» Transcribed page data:

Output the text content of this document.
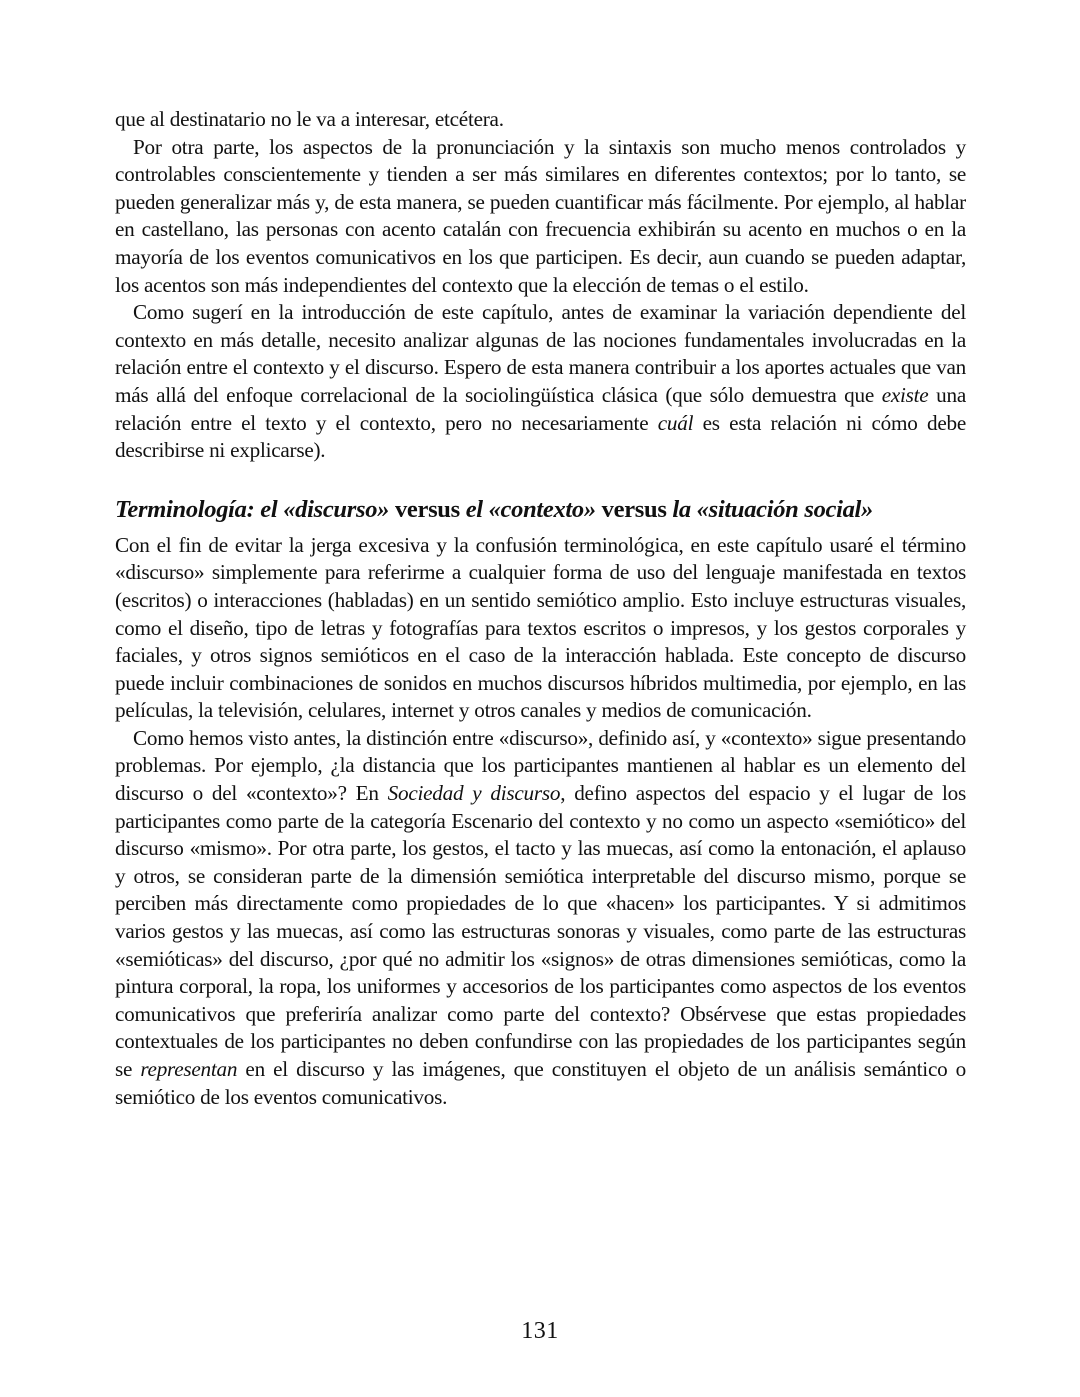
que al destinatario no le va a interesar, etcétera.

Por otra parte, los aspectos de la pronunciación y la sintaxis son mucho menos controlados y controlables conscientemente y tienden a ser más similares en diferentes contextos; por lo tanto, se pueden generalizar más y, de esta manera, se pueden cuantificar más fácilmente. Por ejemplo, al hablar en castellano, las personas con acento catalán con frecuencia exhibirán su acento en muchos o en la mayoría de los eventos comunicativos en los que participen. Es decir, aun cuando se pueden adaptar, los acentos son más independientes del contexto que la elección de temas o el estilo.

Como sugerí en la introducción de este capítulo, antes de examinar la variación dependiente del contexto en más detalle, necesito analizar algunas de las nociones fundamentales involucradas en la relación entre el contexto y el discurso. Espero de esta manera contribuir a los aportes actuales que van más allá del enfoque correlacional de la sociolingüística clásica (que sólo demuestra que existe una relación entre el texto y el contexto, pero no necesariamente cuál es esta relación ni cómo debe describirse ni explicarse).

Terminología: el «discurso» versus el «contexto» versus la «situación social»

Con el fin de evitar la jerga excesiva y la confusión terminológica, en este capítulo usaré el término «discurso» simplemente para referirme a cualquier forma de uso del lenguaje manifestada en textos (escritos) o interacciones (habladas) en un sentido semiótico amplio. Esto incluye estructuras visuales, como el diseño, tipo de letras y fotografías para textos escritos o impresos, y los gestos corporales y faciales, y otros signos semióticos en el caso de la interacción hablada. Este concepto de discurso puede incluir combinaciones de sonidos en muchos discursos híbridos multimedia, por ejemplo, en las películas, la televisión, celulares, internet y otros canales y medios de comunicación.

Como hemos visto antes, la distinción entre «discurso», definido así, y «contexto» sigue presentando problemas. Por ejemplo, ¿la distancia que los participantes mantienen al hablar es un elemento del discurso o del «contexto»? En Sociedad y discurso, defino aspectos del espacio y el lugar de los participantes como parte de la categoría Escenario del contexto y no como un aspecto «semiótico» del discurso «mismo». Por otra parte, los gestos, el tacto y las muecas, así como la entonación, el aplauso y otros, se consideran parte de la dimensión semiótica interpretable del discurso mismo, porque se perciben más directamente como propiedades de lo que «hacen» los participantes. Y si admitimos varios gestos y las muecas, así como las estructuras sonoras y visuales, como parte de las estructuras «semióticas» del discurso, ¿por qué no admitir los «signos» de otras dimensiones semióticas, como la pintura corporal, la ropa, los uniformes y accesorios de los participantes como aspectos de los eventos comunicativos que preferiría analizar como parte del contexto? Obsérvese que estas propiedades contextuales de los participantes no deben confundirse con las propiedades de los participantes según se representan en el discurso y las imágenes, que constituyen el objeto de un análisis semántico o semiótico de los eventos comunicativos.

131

» Exercise description: Will you restate every entry word for word and omit the images?

» Response to this exercise:
Output the text content of this document.
que al destinatario no le va a interesar, etcétera.

Por otra parte, los aspectos de la pronunciación y la sintaxis son mucho menos controlados y controlables conscientemente y tienden a ser más similares en diferentes contextos; por lo tanto, se pueden generalizar más y, de esta manera, se pueden cuantificar más fácilmente. Por ejemplo, al hablar en castellano, las personas con acento catalán con frecuencia exhibirán su acento en muchos o en la mayoría de los eventos comunicativos en los que participen. Es decir, aun cuando se pueden adaptar, los acentos son más independientes del contexto que la elección de temas o el estilo.

Como sugerí en la introducción de este capítulo, antes de examinar la variación dependiente del contexto en más detalle, necesito analizar algunas de las nociones fundamentales involucradas en la relación entre el contexto y el discurso. Espero de esta manera contribuir a los aportes actuales que van más allá del enfoque correlacional de la sociolingüística clásica (que sólo demuestra que existe una relación entre el texto y el contexto, pero no necesariamente cuál es esta relación ni cómo debe describirse ni explicarse).

Terminología: el «discurso» versus el «contexto» versus la «situación social»

Con el fin de evitar la jerga excesiva y la confusión terminológica, en este capítulo usaré el término «discurso» simplemente para referirme a cualquier forma de uso del lenguaje manifestada en textos (escritos) o interacciones (habladas) en un sentido semiótico amplio. Esto incluye estructuras visuales, como el diseño, tipo de letras y fotografías para textos escritos o impresos, y los gestos corporales y faciales, y otros signos semióticos en el caso de la interacción hablada. Este concepto de discurso puede incluir combinaciones de sonidos en muchos discursos híbridos multimedia, por ejemplo, en las películas, la televisión, celulares, internet y otros canales y medios de comunicación.

Como hemos visto antes, la distinción entre «discurso», definido así, y «contexto» sigue presentando problemas. Por ejemplo, ¿la distancia que los participantes mantienen al hablar es un elemento del discurso o del «contexto»? En Sociedad y discurso, defino aspectos del espacio y el lugar de los participantes como parte de la categoría Escenario del contexto y no como un aspecto «semiótico» del discurso «mismo». Por otra parte, los gestos, el tacto y las muecas, así como la entonación, el aplauso y otros, se consideran parte de la dimensión semiótica interpretable del discurso mismo, porque se perciben más directamente como propiedades de lo que «hacen» los participantes. Y si admitimos varios gestos y las muecas, así como las estructuras sonoras y visuales, como parte de las estructuras «semióticas» del discurso, ¿por qué no admitir los «signos» de otras dimensiones semióticas, como la pintura corporal, la ropa, los uniformes y accesorios de los participantes como aspectos de los eventos comunicativos que preferiría analizar como parte del contexto? Obsérvese que estas propiedades contextuales de los participantes no deben confundirse con las propiedades de los participantes según se representan en el discurso y las imágenes, que constituyen el objeto de un análisis semántico o semiótico de los eventos comunicativos.

131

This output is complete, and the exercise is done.